[Excerpt from a dataset]
§ §

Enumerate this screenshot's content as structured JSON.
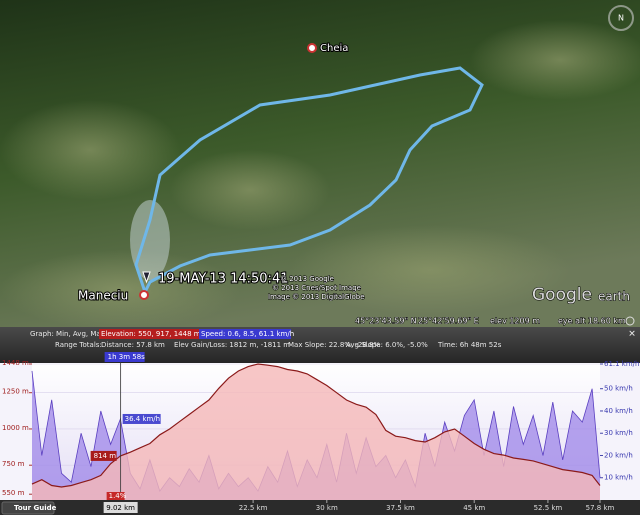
{
  "ui": {
    "map": {
      "places": [
        "Cheia",
        "Maneciu"
      ],
      "timestamp": "19-MAY-13 14:50:41",
      "credits": [
        "© 2013 Google",
        "© 2013 Cnes/Spot Image",
        "Image © 2013 DigitalGlobe"
      ],
      "logo": [
        "Google",
        "earth"
      ],
      "status": [
        "45°23'43.59\" N",
        "25°42'59.69\" E",
        "elev 1209 m",
        "eye alt 18.60 km"
      ]
    },
    "header": {
      "graph": "Graph: Min, Avg, Max",
      "elevation": "Elevation: 550, 917, 1448 m",
      "speed": "Speed: 0.6, 8.5, 61.1 km/h",
      "range_totals": "Range Totals:",
      "distance": "Distance: 57.8 km",
      "elev_gain_loss": "Elev Gain/Loss: 1812 m, -1811 m",
      "max_slope": "Max Slope: 22.8%, -28.8%",
      "avg_slope": "Avg Slope: 6.0%, -5.0%",
      "time": "Time: 6h 48m 52s"
    },
    "tour_guide": "Tour Guide"
  },
  "chart_data": {
    "type": "profile",
    "x": [
      0,
      1,
      2,
      3,
      4,
      5,
      6,
      7,
      8,
      9,
      10,
      11,
      12,
      13,
      14,
      15,
      16,
      17,
      18,
      19,
      20,
      21,
      22,
      23,
      24,
      25,
      26,
      27,
      28,
      29,
      30,
      31,
      32,
      33,
      34,
      35,
      36,
      37,
      38,
      39,
      40,
      41,
      42,
      43,
      44,
      45,
      46,
      47,
      48,
      49,
      50,
      51,
      52,
      53,
      54,
      55,
      56,
      57,
      57.8
    ],
    "series": [
      {
        "name": "Elevation",
        "color": "#8b1a1a",
        "fill": "#f5b8b8",
        "values": [
          620,
          650,
          610,
          600,
          610,
          630,
          650,
          680,
          760,
          814,
          840,
          870,
          900,
          960,
          1000,
          1050,
          1100,
          1150,
          1200,
          1280,
          1350,
          1400,
          1430,
          1448,
          1440,
          1430,
          1410,
          1400,
          1380,
          1340,
          1300,
          1250,
          1200,
          1170,
          1150,
          1100,
          990,
          950,
          940,
          920,
          910,
          940,
          980,
          1000,
          950,
          900,
          860,
          830,
          820,
          800,
          790,
          780,
          760,
          740,
          720,
          710,
          700,
          680,
          610
        ]
      },
      {
        "name": "Speed",
        "color": "#5a3fc0",
        "fill": "#9d86e8",
        "axis": "y2",
        "values": [
          58,
          20,
          45,
          12,
          8,
          30,
          15,
          40,
          25,
          36.4,
          12,
          5,
          18,
          4,
          10,
          6,
          14,
          8,
          20,
          5,
          12,
          6,
          10,
          4,
          15,
          8,
          22,
          6,
          18,
          10,
          25,
          8,
          30,
          12,
          28,
          15,
          20,
          10,
          18,
          6,
          30,
          15,
          35,
          22,
          38,
          45,
          20,
          40,
          15,
          42,
          25,
          38,
          20,
          44,
          18,
          40,
          35,
          50,
          10
        ]
      }
    ],
    "xlim": [
      0,
      57.8
    ],
    "xticks": [
      {
        "value": 22.5,
        "label": "22.5 km"
      },
      {
        "value": 30,
        "label": "30 km"
      },
      {
        "value": 37.5,
        "label": "37.5 km"
      },
      {
        "value": 45,
        "label": "45 km"
      },
      {
        "value": 52.5,
        "label": "52.5 km"
      },
      {
        "value": 57.8,
        "label": "57.8 km"
      }
    ],
    "ylim": [
      510,
      1448
    ],
    "yticks": [
      {
        "value": 550,
        "label": "550 m"
      },
      {
        "value": 750,
        "label": "750 m"
      },
      {
        "value": 1000,
        "label": "1000 m"
      },
      {
        "value": 1250,
        "label": "1250 m"
      },
      {
        "value": 1448,
        "label": "1448 m"
      }
    ],
    "y2lim": [
      0,
      61.1
    ],
    "y2ticks": [
      {
        "value": 10,
        "label": "10 km/h"
      },
      {
        "value": 20,
        "label": "20 km/h"
      },
      {
        "value": 30,
        "label": "30 km/h"
      },
      {
        "value": 40,
        "label": "40 km/h"
      },
      {
        "value": 50,
        "label": "50 km/h"
      },
      {
        "value": 61.1,
        "label": "61.1 km/h"
      }
    ],
    "grid": true,
    "cursor": {
      "x": {
        "value": 9.02,
        "label": "9.02 km"
      },
      "elevation": {
        "value": 814,
        "label": "814 m"
      },
      "speed": {
        "value": 36.4,
        "label": "36.4 km/h"
      },
      "slope": "1.4%",
      "time": "1h 3m 58s"
    }
  }
}
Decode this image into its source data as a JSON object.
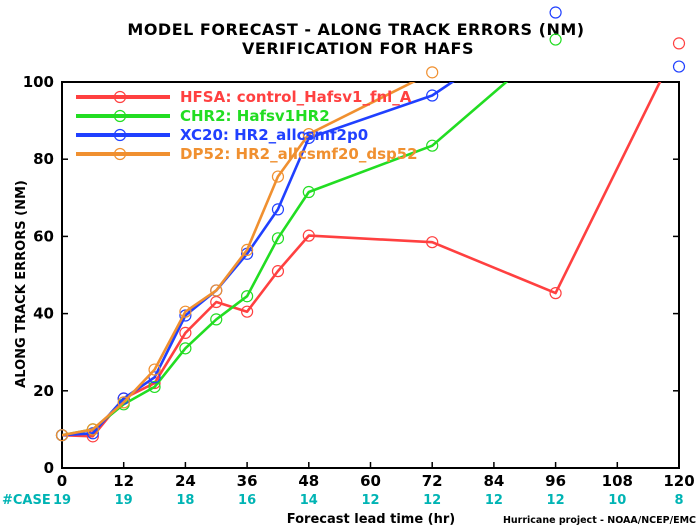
{
  "chart_data": {
    "type": "line",
    "title": "MODEL FORECAST - ALONG TRACK ERRORS (NM)",
    "subtitle": "VERIFICATION FOR HAFS",
    "xlabel": "Forecast lead time (hr)",
    "ylabel": "ALONG TRACK ERRORS (NM)",
    "xlim": [
      0,
      120
    ],
    "ylim": [
      0,
      100
    ],
    "xticks": [
      "0",
      "12",
      "24",
      "36",
      "48",
      "60",
      "72",
      "84",
      "96",
      "108",
      "120"
    ],
    "yticks": [
      "0",
      "20",
      "40",
      "60",
      "80",
      "100"
    ],
    "grid": false,
    "legend_position": "top-left",
    "series": [
      {
        "name": "HFSA: control_Hafsv1_fnl_A",
        "color": "#ff4040",
        "points": [
          [
            0,
            8.5
          ],
          [
            6,
            8.2
          ],
          [
            12,
            18
          ],
          [
            18,
            22
          ],
          [
            24,
            35
          ],
          [
            30,
            43
          ],
          [
            36,
            40.5
          ],
          [
            42,
            51
          ],
          [
            48,
            60.2
          ],
          [
            72,
            58.5
          ],
          [
            96,
            45.3
          ],
          [
            120,
            110
          ]
        ]
      },
      {
        "name": "CHR2: Hafsv1HR2",
        "color": "#22dd22",
        "points": [
          [
            0,
            8.5
          ],
          [
            6,
            10
          ],
          [
            12,
            16.5
          ],
          [
            18,
            21
          ],
          [
            24,
            31
          ],
          [
            30,
            38.5
          ],
          [
            36,
            44.5
          ],
          [
            42,
            59.5
          ],
          [
            48,
            71.5
          ],
          [
            72,
            83.5
          ],
          [
            96,
            111
          ]
        ]
      },
      {
        "name": "XC20: HR2_allcsmf2p0",
        "color": "#2040ff",
        "points": [
          [
            0,
            8.5
          ],
          [
            6,
            9
          ],
          [
            12,
            18
          ],
          [
            18,
            23.5
          ],
          [
            24,
            39.5
          ],
          [
            30,
            46
          ],
          [
            36,
            55.5
          ],
          [
            42,
            67
          ],
          [
            48,
            85.5
          ],
          [
            72,
            96.5
          ],
          [
            96,
            118
          ],
          [
            120,
            104
          ]
        ]
      },
      {
        "name": "DP52: HR2_allcsmf20_dsp52",
        "color": "#f09030",
        "points": [
          [
            0,
            8.5
          ],
          [
            6,
            10
          ],
          [
            12,
            17
          ],
          [
            18,
            25.5
          ],
          [
            24,
            40.5
          ],
          [
            30,
            46
          ],
          [
            36,
            56.5
          ],
          [
            42,
            75.5
          ],
          [
            48,
            86.5
          ],
          [
            72,
            102.5
          ]
        ]
      }
    ],
    "case_counts": {
      "label": "#CASE",
      "color": "#00b4b4",
      "hours": [
        0,
        12,
        24,
        36,
        48,
        60,
        72,
        84,
        96,
        108,
        120
      ],
      "values": [
        "19",
        "19",
        "18",
        "16",
        "14",
        "12",
        "12",
        "12",
        "12",
        "10",
        "8"
      ]
    }
  },
  "footer": {
    "credit": "Hurricane project - NOAA/NCEP/EMC"
  }
}
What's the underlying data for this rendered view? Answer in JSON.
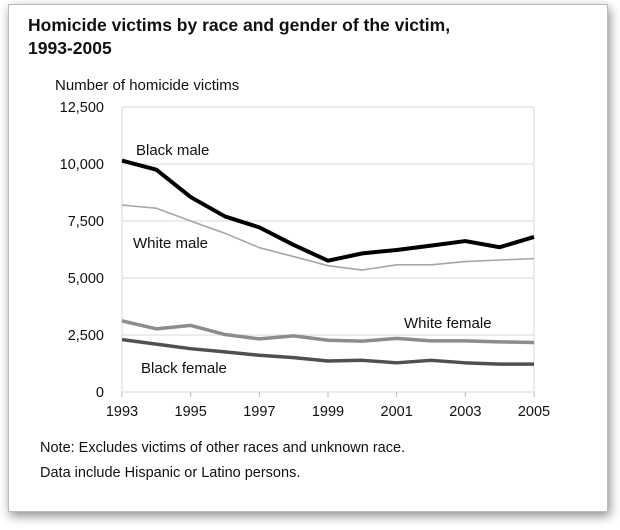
{
  "chart_data": {
    "type": "line",
    "title": "Homicide victims by race and gender of the victim, 1993-2005",
    "title_lines": [
      "Homicide victims by race and gender of the victim,",
      "1993-2005"
    ],
    "ylabel": "Number of homicide victims",
    "xlabel": "",
    "ylim": [
      0,
      12500
    ],
    "yticks": [
      0,
      2500,
      5000,
      7500,
      10000,
      12500
    ],
    "ytick_labels": [
      "0",
      "2,500",
      "5,000",
      "7,500",
      "10,000",
      "12,500"
    ],
    "xticks": [
      1993,
      1995,
      1997,
      1999,
      2001,
      2003,
      2005
    ],
    "xtick_labels": [
      "1993",
      "1995",
      "1997",
      "1999",
      "2001",
      "2003",
      "2005"
    ],
    "grid": true,
    "x": [
      1993,
      1994,
      1995,
      1996,
      1997,
      1998,
      1999,
      2000,
      2001,
      2002,
      2003,
      2004,
      2005
    ],
    "series": [
      {
        "name": "Black male",
        "color": "#000000",
        "values": [
          10150,
          9750,
          8550,
          7700,
          7220,
          6450,
          5760,
          6080,
          6230,
          6420,
          6620,
          6350,
          6800
        ]
      },
      {
        "name": "White male",
        "color": "#a6a6a6",
        "values": [
          8200,
          8060,
          7500,
          6960,
          6330,
          5940,
          5540,
          5350,
          5580,
          5580,
          5720,
          5790,
          5850
        ]
      },
      {
        "name": "White female",
        "color": "#8c8c8c",
        "values": [
          3120,
          2770,
          2920,
          2520,
          2330,
          2460,
          2270,
          2230,
          2350,
          2240,
          2240,
          2200,
          2170
        ]
      },
      {
        "name": "Black female",
        "color": "#505050",
        "values": [
          2300,
          2100,
          1900,
          1760,
          1610,
          1510,
          1360,
          1390,
          1280,
          1390,
          1280,
          1220,
          1220
        ]
      }
    ],
    "notes": [
      "Note: Excludes victims of other races and unknown race.",
      "Data include Hispanic or Latino persons."
    ]
  }
}
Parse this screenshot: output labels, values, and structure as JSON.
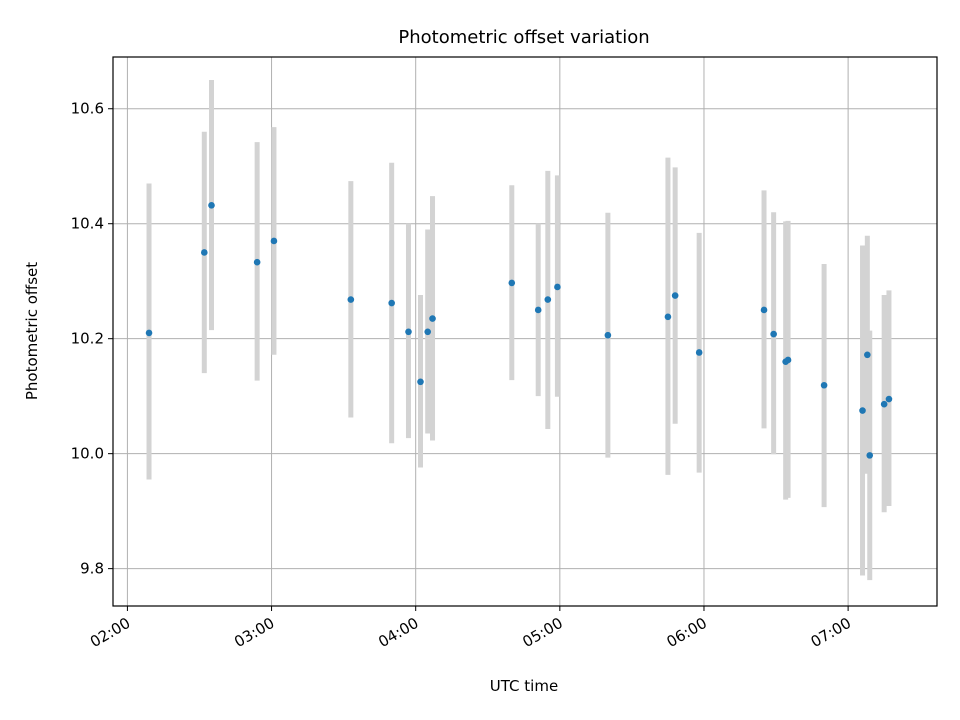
{
  "chart_data": {
    "type": "scatter",
    "title": "Photometric offset variation",
    "xlabel": "UTC time",
    "ylabel": "Photometric offset",
    "xlim": [
      "01:54",
      "07:37"
    ],
    "ylim": [
      9.735,
      10.69
    ],
    "grid": true,
    "x_ticks": [
      "02:00",
      "03:00",
      "04:00",
      "05:00",
      "06:00",
      "07:00"
    ],
    "y_ticks": [
      "9.8",
      "10.0",
      "10.2",
      "10.4",
      "10.6"
    ],
    "point_color": "#1f77b4",
    "errorbar_color": "#d3d3d3",
    "points": [
      {
        "t": "02:09",
        "y": 10.21,
        "lo": 9.955,
        "hi": 10.47
      },
      {
        "t": "02:32",
        "y": 10.35,
        "lo": 10.14,
        "hi": 10.56
      },
      {
        "t": "02:35",
        "y": 10.432,
        "lo": 10.215,
        "hi": 10.65
      },
      {
        "t": "02:54",
        "y": 10.333,
        "lo": 10.127,
        "hi": 10.542
      },
      {
        "t": "03:01",
        "y": 10.37,
        "lo": 10.172,
        "hi": 10.568
      },
      {
        "t": "03:33",
        "y": 10.268,
        "lo": 10.063,
        "hi": 10.474
      },
      {
        "t": "03:50",
        "y": 10.262,
        "lo": 10.018,
        "hi": 10.506
      },
      {
        "t": "03:57",
        "y": 10.212,
        "lo": 10.027,
        "hi": 10.4
      },
      {
        "t": "04:02",
        "y": 10.125,
        "lo": 9.976,
        "hi": 10.276
      },
      {
        "t": "04:05",
        "y": 10.212,
        "lo": 10.035,
        "hi": 10.39
      },
      {
        "t": "04:07",
        "y": 10.235,
        "lo": 10.023,
        "hi": 10.448
      },
      {
        "t": "04:40",
        "y": 10.297,
        "lo": 10.128,
        "hi": 10.467
      },
      {
        "t": "04:51",
        "y": 10.25,
        "lo": 10.1,
        "hi": 10.4
      },
      {
        "t": "04:55",
        "y": 10.268,
        "lo": 10.043,
        "hi": 10.492
      },
      {
        "t": "04:59",
        "y": 10.29,
        "lo": 10.099,
        "hi": 10.484
      },
      {
        "t": "05:20",
        "y": 10.206,
        "lo": 9.993,
        "hi": 10.419
      },
      {
        "t": "05:45",
        "y": 10.238,
        "lo": 9.963,
        "hi": 10.515
      },
      {
        "t": "05:48",
        "y": 10.275,
        "lo": 10.052,
        "hi": 10.498
      },
      {
        "t": "05:58",
        "y": 10.176,
        "lo": 9.967,
        "hi": 10.384
      },
      {
        "t": "06:25",
        "y": 10.25,
        "lo": 10.044,
        "hi": 10.458
      },
      {
        "t": "06:29",
        "y": 10.208,
        "lo": 9.999,
        "hi": 10.42
      },
      {
        "t": "06:34",
        "y": 10.16,
        "lo": 9.92,
        "hi": 10.404
      },
      {
        "t": "06:35",
        "y": 10.163,
        "lo": 9.923,
        "hi": 10.405
      },
      {
        "t": "06:50",
        "y": 10.119,
        "lo": 9.907,
        "hi": 10.33
      },
      {
        "t": "07:06",
        "y": 10.075,
        "lo": 9.788,
        "hi": 10.362
      },
      {
        "t": "07:08",
        "y": 10.172,
        "lo": 9.965,
        "hi": 10.379
      },
      {
        "t": "07:09",
        "y": 9.997,
        "lo": 9.78,
        "hi": 10.214
      },
      {
        "t": "07:15",
        "y": 10.086,
        "lo": 9.898,
        "hi": 10.276
      },
      {
        "t": "07:17",
        "y": 10.095,
        "lo": 9.909,
        "hi": 10.284
      }
    ]
  }
}
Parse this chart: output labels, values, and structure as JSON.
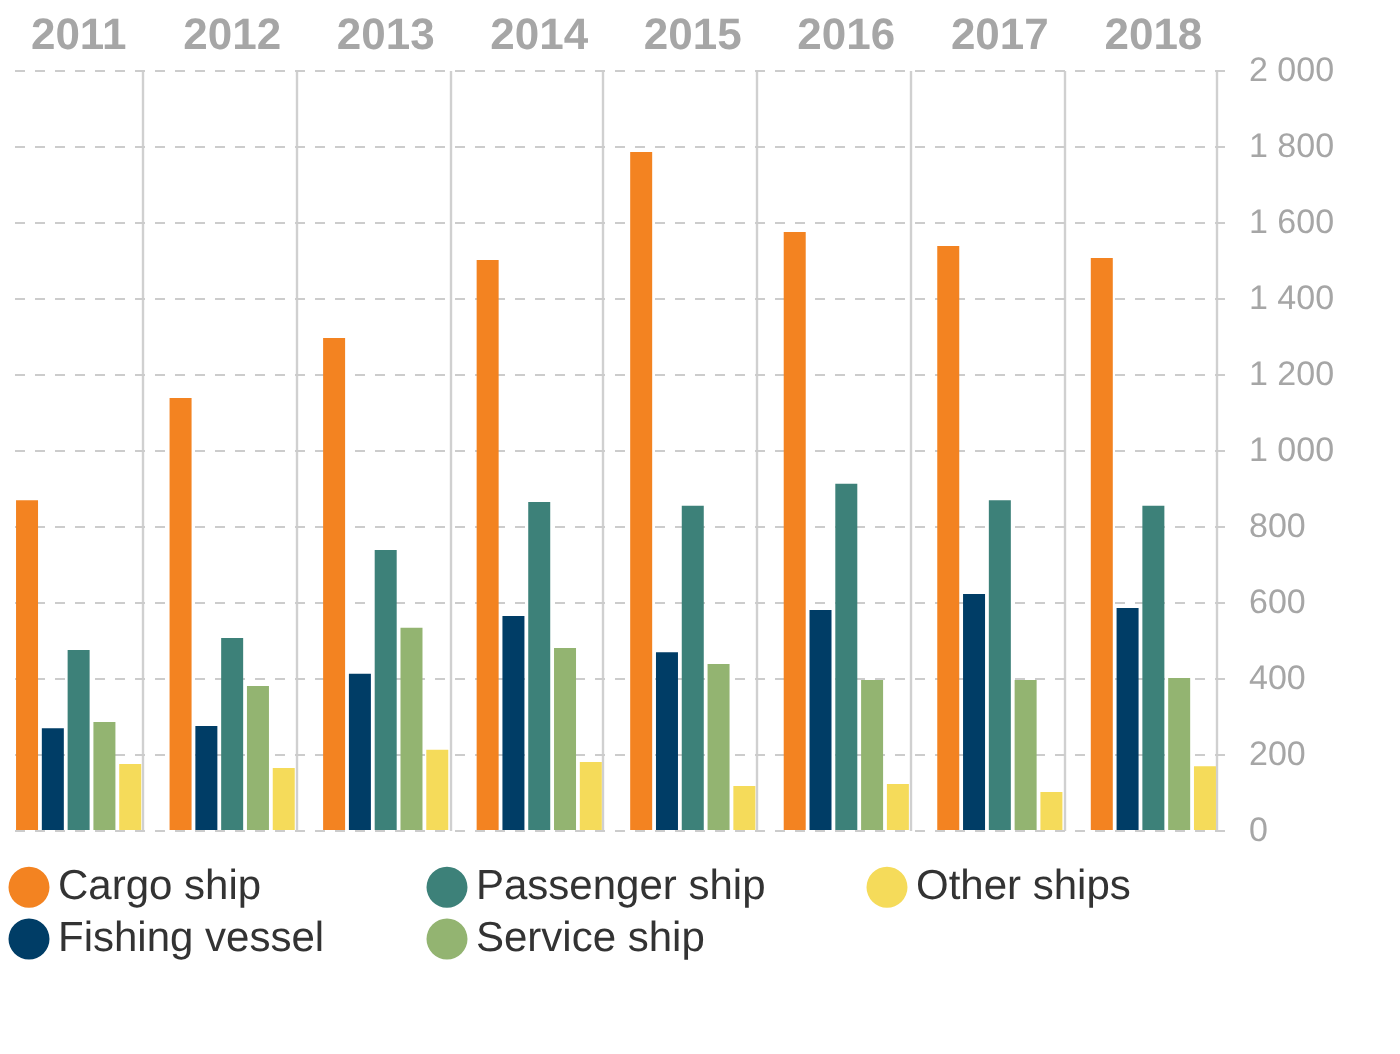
{
  "chart_data": {
    "type": "bar",
    "categories": [
      "2011",
      "2012",
      "2013",
      "2014",
      "2015",
      "2016",
      "2017",
      "2018"
    ],
    "series": [
      {
        "name": "Cargo ship",
        "color": "#f38321",
        "values": [
          868,
          1137,
          1295,
          1500,
          1784,
          1574,
          1537,
          1505
        ]
      },
      {
        "name": "Fishing vessel",
        "color": "#003d66",
        "values": [
          268,
          274,
          411,
          563,
          468,
          579,
          621,
          584
        ]
      },
      {
        "name": "Passenger ship",
        "color": "#3d8179",
        "values": [
          474,
          505,
          737,
          863,
          853,
          911,
          868,
          853
        ]
      },
      {
        "name": "Service ship",
        "color": "#93b471",
        "values": [
          284,
          379,
          532,
          479,
          437,
          395,
          395,
          400
        ]
      },
      {
        "name": "Other ships",
        "color": "#f5db5a",
        "values": [
          174,
          163,
          211,
          179,
          116,
          121,
          100,
          168
        ]
      }
    ],
    "ylim": [
      0,
      2000
    ],
    "yticks": [
      0,
      200,
      400,
      600,
      800,
      {
        "value": 1000,
        "label": "1 000"
      },
      {
        "value": 1200,
        "label": "1 200"
      },
      {
        "value": 1400,
        "label": "1 400"
      },
      {
        "value": 1600,
        "label": "1 600"
      },
      {
        "value": 1800,
        "label": "1 800"
      },
      {
        "value": 2000,
        "label": "2 000"
      }
    ],
    "grid": true,
    "legend": "bottom"
  }
}
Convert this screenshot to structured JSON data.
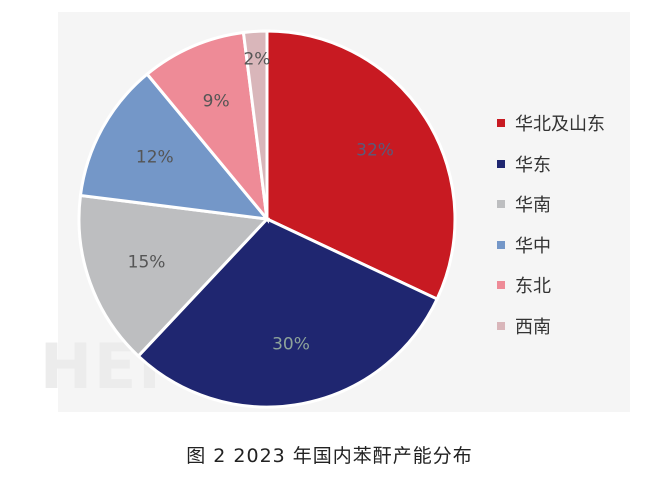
{
  "caption": "图 2  2023 年国内苯酐产能分布",
  "watermark": "HEM",
  "chart_data": {
    "type": "pie",
    "title": "",
    "start_angle_deg": 0,
    "direction": "clockwise",
    "label_format": "{value}%",
    "legend_position": "right",
    "series": [
      {
        "name": "华北及山东",
        "value": 32,
        "color": "#c81a22",
        "label_color": "#5a5a7a"
      },
      {
        "name": "华东",
        "value": 30,
        "color": "#1f2670",
        "label_color": "#8ea39a"
      },
      {
        "name": "华南",
        "value": 15,
        "color": "#bdbec0",
        "label_color": "#555555"
      },
      {
        "name": "华中",
        "value": 12,
        "color": "#7497c8",
        "label_color": "#555555"
      },
      {
        "name": "东北",
        "value": 9,
        "color": "#ee8b97",
        "label_color": "#555555"
      },
      {
        "name": "西南",
        "value": 2,
        "color": "#d9b6ba",
        "label_color": "#555555"
      }
    ]
  }
}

§ §

▶ **Exercise instructions**
Identify each line holding the string "this", and copy it out.

▶ **Solution**
Enumerate this screenshot's content as structured JSON.
Decode this image into its source data as a JSON object.
What's the underlying data for this rendered view? Answer in JSON.
Parse this screenshot: output labels, values, and structure as JSON.
Parse this chart: output labels, values, and structure as JSON.
Convert this screenshot to structured JSON data.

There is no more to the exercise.